## Instructions for the task
Give only the number of lines in the data that contain the word "энергии".

Material start

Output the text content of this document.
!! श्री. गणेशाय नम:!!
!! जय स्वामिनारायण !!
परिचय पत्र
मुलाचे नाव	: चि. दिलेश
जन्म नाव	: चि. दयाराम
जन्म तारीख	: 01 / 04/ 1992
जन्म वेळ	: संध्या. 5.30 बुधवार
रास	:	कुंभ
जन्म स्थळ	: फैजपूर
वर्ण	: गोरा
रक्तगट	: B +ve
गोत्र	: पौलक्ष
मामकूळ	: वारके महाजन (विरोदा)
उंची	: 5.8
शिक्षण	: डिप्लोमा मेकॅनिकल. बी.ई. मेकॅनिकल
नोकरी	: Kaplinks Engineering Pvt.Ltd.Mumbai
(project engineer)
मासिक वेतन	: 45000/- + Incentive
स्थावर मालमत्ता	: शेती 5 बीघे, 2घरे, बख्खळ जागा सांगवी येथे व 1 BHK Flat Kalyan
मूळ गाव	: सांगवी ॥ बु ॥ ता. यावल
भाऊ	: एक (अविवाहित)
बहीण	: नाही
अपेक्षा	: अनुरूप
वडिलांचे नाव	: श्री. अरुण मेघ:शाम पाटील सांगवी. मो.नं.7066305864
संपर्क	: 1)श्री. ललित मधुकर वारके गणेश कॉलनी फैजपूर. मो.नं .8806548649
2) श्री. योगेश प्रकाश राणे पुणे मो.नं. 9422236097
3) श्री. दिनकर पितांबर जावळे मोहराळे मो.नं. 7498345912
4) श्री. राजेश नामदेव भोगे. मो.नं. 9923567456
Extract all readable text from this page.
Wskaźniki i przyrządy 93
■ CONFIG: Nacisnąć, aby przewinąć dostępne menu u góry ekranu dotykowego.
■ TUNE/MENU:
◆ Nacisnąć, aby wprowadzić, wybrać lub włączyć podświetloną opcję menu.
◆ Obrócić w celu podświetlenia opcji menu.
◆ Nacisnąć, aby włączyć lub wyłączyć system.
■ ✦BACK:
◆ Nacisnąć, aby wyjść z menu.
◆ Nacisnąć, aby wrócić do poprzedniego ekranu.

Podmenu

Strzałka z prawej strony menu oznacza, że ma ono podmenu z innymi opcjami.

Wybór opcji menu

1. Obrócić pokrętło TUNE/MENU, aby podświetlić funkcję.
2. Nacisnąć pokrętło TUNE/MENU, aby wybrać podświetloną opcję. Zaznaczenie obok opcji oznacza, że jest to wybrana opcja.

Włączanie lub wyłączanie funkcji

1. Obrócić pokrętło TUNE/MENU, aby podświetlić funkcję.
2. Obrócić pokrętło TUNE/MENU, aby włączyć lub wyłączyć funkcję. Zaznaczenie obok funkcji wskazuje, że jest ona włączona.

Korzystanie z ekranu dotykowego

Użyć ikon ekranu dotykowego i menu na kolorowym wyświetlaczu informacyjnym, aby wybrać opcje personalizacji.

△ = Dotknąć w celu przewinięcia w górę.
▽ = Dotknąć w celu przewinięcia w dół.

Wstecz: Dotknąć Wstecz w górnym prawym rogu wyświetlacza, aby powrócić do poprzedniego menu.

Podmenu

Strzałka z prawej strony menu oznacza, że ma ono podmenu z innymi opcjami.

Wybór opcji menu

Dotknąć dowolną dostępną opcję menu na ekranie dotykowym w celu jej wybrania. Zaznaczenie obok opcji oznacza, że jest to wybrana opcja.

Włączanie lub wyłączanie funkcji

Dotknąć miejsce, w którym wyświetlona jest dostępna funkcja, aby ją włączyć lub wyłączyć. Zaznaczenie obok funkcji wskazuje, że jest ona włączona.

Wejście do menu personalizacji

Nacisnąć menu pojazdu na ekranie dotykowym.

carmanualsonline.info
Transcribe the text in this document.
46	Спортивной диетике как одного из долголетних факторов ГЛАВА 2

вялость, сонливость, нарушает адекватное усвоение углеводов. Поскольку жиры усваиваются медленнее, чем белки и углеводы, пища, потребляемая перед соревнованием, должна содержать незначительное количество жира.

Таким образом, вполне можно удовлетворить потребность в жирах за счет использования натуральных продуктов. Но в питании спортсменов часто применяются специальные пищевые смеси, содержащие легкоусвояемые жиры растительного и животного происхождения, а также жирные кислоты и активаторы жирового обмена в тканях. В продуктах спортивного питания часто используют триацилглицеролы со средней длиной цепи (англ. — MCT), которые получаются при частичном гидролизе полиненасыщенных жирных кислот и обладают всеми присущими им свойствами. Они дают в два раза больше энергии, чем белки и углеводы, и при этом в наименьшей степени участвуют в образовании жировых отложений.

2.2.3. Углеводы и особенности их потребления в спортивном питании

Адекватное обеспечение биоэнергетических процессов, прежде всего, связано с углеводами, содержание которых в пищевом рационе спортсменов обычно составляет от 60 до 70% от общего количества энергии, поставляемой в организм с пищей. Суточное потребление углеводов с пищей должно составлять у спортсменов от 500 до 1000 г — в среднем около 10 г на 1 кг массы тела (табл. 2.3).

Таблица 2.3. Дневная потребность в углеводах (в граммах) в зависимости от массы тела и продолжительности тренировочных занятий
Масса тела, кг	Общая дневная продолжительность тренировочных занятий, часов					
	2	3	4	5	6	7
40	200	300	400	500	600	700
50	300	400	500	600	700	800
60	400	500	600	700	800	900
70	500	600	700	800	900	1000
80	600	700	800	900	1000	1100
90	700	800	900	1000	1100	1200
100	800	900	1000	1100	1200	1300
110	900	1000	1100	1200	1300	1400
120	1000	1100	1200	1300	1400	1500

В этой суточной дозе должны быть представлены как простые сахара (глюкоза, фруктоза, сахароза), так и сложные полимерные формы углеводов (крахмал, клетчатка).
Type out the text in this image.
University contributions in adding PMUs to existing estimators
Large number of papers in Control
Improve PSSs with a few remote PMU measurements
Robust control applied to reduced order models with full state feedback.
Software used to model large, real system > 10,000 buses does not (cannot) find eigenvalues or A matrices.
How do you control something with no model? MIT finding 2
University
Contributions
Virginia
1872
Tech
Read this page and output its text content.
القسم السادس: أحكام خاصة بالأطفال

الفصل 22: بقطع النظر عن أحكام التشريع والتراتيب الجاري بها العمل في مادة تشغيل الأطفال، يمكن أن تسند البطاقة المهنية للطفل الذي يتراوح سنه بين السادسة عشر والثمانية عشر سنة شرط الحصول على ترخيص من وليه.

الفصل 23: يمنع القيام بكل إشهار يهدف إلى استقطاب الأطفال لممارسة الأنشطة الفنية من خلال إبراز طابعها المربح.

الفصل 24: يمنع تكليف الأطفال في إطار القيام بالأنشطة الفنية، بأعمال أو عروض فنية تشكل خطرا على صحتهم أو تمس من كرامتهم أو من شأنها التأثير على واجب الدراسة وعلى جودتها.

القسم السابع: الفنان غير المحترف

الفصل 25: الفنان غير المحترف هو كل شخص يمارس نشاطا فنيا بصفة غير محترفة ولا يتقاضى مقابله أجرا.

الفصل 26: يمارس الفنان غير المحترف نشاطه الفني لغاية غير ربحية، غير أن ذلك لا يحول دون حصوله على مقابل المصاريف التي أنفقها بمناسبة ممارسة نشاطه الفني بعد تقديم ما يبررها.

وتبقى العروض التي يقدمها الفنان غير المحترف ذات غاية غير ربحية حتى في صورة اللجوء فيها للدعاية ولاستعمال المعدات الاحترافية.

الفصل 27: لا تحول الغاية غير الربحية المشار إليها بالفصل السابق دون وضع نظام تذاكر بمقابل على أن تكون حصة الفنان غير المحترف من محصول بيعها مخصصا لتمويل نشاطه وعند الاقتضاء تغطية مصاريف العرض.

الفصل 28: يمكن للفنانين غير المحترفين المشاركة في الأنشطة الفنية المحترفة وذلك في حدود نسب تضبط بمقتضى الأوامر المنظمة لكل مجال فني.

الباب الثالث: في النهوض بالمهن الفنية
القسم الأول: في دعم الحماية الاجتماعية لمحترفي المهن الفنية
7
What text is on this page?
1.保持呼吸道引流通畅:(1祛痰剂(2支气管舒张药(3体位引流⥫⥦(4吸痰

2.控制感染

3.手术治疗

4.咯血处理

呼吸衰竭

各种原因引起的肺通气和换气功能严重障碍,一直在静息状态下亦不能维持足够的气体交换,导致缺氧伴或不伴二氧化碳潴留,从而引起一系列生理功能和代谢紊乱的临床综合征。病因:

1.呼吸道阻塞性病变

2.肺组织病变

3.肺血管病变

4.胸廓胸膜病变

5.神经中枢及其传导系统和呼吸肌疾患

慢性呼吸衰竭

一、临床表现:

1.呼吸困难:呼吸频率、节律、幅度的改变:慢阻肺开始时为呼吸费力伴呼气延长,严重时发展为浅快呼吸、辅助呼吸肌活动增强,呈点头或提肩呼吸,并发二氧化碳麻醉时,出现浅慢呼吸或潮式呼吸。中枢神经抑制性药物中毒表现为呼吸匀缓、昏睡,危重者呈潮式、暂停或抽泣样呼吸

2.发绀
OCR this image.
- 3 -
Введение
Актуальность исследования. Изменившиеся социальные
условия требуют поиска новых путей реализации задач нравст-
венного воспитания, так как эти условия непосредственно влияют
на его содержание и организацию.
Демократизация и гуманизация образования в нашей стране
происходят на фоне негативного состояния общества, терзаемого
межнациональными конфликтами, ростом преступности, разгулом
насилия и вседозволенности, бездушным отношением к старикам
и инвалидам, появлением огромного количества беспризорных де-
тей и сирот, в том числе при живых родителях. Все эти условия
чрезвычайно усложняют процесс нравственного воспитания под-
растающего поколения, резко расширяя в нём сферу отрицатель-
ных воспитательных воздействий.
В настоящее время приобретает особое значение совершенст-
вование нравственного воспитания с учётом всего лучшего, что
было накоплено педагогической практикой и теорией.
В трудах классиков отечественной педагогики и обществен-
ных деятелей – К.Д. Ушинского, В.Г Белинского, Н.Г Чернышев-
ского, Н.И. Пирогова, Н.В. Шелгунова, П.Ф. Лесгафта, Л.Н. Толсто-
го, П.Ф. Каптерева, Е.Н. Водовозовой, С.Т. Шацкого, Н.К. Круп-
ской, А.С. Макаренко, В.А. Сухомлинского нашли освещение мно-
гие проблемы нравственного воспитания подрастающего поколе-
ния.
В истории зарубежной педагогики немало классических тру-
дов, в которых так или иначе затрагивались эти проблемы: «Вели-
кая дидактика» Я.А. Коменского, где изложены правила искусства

Material end

## Answer for the task
2